= Task prompt =
Only the pictures are omitted; repeat all other data exactly.

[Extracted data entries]
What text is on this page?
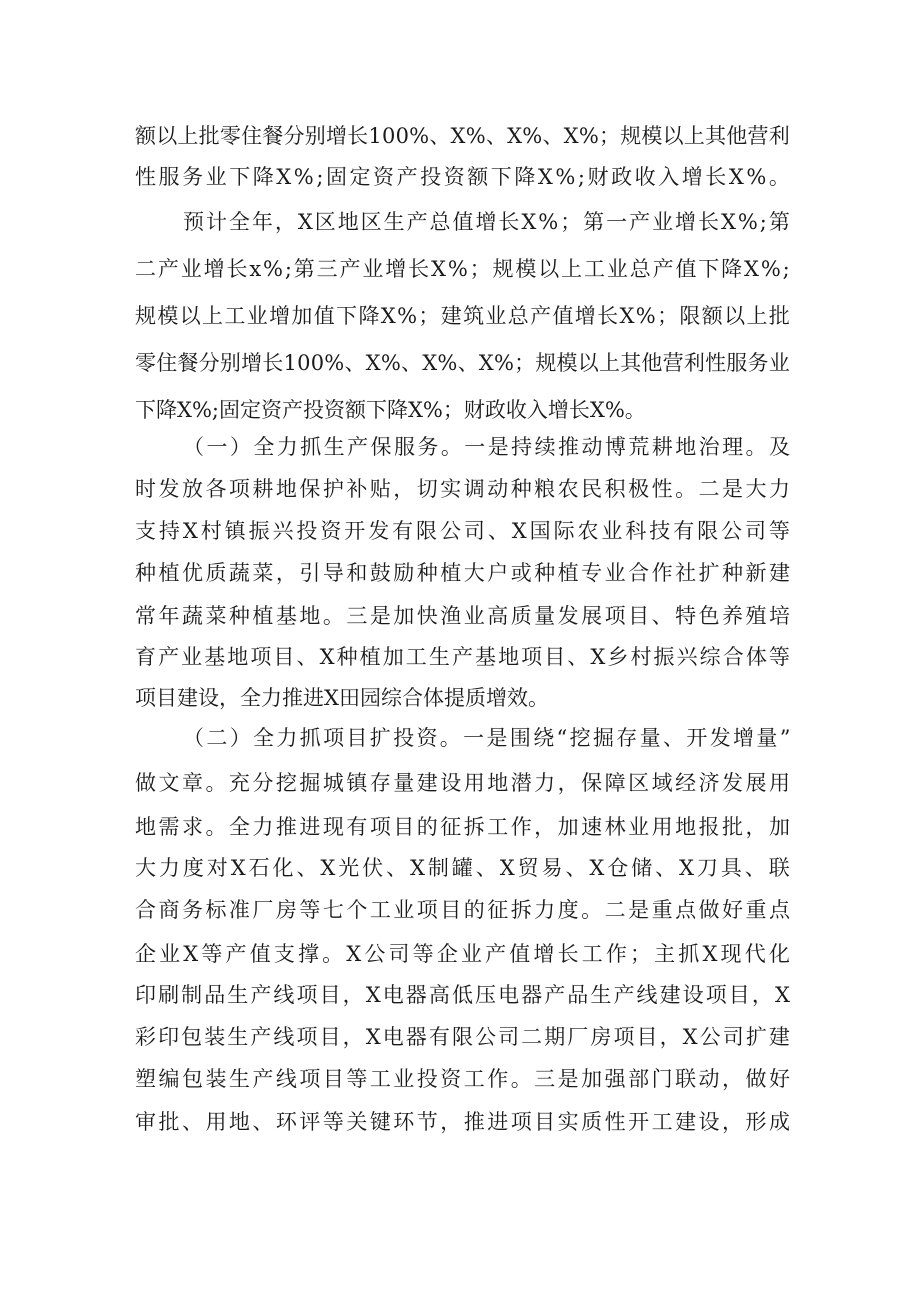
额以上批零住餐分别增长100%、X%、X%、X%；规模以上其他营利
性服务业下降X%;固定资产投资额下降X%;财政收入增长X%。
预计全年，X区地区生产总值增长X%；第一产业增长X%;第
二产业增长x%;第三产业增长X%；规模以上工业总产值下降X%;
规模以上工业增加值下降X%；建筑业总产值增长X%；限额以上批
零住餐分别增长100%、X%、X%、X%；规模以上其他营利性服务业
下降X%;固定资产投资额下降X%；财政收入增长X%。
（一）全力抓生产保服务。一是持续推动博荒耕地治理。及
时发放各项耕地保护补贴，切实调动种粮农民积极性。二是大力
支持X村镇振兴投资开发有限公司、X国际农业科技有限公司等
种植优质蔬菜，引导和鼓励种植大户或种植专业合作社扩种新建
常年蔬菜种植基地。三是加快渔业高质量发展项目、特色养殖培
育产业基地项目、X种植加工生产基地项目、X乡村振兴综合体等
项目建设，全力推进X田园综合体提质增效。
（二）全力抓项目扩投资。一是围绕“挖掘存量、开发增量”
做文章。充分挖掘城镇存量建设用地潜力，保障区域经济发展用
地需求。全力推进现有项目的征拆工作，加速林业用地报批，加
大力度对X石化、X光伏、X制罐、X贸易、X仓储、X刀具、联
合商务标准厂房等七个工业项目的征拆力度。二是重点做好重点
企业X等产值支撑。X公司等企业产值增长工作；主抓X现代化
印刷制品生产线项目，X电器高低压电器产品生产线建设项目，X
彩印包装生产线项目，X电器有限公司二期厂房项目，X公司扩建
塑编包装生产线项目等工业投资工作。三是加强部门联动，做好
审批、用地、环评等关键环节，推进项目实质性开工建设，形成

= Solution for this exercise =
What text is on this page?
额以上批零住餐分别增长100%、X%、X%、X%；规模以上其他营利
性服务业下降X%;固定资产投资额下降X%;财政收入增长X%。
预计全年，X区地区生产总值增长X%；第一产业增长X%;第
二产业增长x%;第三产业增长X%；规模以上工业总产值下降X%;
规模以上工业增加值下降X%；建筑业总产值增长X%；限额以上批
零住餐分别增长100%、X%、X%、X%；规模以上其他营利性服务业
下降X%;固定资产投资额下降X%；财政收入增长X%。
（一）全力抓生产保服务。一是持续推动博荒耕地治理。及
时发放各项耕地保护补贴，切实调动种粮农民积极性。二是大力
支持X村镇振兴投资开发有限公司、X国际农业科技有限公司等
种植优质蔬菜，引导和鼓励种植大户或种植专业合作社扩种新建
常年蔬菜种植基地。三是加快渔业高质量发展项目、特色养殖培
育产业基地项目、X种植加工生产基地项目、X乡村振兴综合体等
项目建设，全力推进X田园综合体提质增效。
（二）全力抓项目扩投资。一是围绕“挖掘存量、开发增量”
做文章。充分挖掘城镇存量建设用地潜力，保障区域经济发展用
地需求。全力推进现有项目的征拆工作，加速林业用地报批，加
大力度对X石化、X光伏、X制罐、X贸易、X仓储、X刀具、联
合商务标准厂房等七个工业项目的征拆力度。二是重点做好重点
企业X等产值支撑。X公司等企业产值增长工作；主抓X现代化
印刷制品生产线项目，X电器高低压电器产品生产线建设项目，X
彩印包装生产线项目，X电器有限公司二期厂房项目，X公司扩建
塑编包装生产线项目等工业投资工作。三是加强部门联动，做好
审批、用地、环评等关键环节，推进项目实质性开工建设，形成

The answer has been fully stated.